SET PROBLEM:
Check every line below for the word "posts" and copy the ones that have it.

DATA LINES:

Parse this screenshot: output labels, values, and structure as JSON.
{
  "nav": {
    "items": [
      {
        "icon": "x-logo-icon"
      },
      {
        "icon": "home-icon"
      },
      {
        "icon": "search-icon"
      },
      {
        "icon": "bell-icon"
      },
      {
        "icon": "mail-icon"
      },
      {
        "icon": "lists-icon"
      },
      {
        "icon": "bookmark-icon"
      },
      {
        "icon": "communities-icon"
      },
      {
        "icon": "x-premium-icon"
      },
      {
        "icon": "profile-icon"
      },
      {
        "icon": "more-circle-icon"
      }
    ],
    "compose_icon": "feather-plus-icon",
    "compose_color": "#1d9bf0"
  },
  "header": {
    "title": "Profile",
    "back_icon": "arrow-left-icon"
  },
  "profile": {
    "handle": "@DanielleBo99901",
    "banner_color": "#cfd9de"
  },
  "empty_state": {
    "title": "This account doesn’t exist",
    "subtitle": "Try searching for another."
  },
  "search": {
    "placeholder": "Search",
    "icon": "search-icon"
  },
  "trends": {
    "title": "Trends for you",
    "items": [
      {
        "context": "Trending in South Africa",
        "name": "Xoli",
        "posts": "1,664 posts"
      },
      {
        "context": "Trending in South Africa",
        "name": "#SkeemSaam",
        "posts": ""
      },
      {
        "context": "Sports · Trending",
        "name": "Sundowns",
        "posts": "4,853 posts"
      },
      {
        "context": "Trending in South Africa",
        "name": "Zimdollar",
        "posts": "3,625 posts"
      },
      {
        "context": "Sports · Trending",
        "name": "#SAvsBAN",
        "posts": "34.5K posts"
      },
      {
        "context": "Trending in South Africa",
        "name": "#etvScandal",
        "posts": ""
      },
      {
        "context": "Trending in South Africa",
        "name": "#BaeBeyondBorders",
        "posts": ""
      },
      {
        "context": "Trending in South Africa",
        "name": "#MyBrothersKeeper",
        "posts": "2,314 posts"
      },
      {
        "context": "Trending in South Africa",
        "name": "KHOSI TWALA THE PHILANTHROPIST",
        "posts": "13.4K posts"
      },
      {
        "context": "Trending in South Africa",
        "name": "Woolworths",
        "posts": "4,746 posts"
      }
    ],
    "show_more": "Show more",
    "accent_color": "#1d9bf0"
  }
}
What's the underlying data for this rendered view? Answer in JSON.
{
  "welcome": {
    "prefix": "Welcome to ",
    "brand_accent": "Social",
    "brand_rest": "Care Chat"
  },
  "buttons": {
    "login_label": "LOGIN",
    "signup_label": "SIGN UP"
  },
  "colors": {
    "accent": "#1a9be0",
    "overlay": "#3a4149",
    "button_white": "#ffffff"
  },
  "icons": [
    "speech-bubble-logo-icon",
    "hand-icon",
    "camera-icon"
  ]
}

COMPLETED TASK:
        "posts": "1,664 posts"
        "posts": ""
        "posts": "4,853 posts"
        "posts": "3,625 posts"
        "posts": "34.5K posts"
        "posts": ""
        "posts": ""
        "posts": "2,314 posts"
        "posts": "13.4K posts"
        "posts": "4,746 posts"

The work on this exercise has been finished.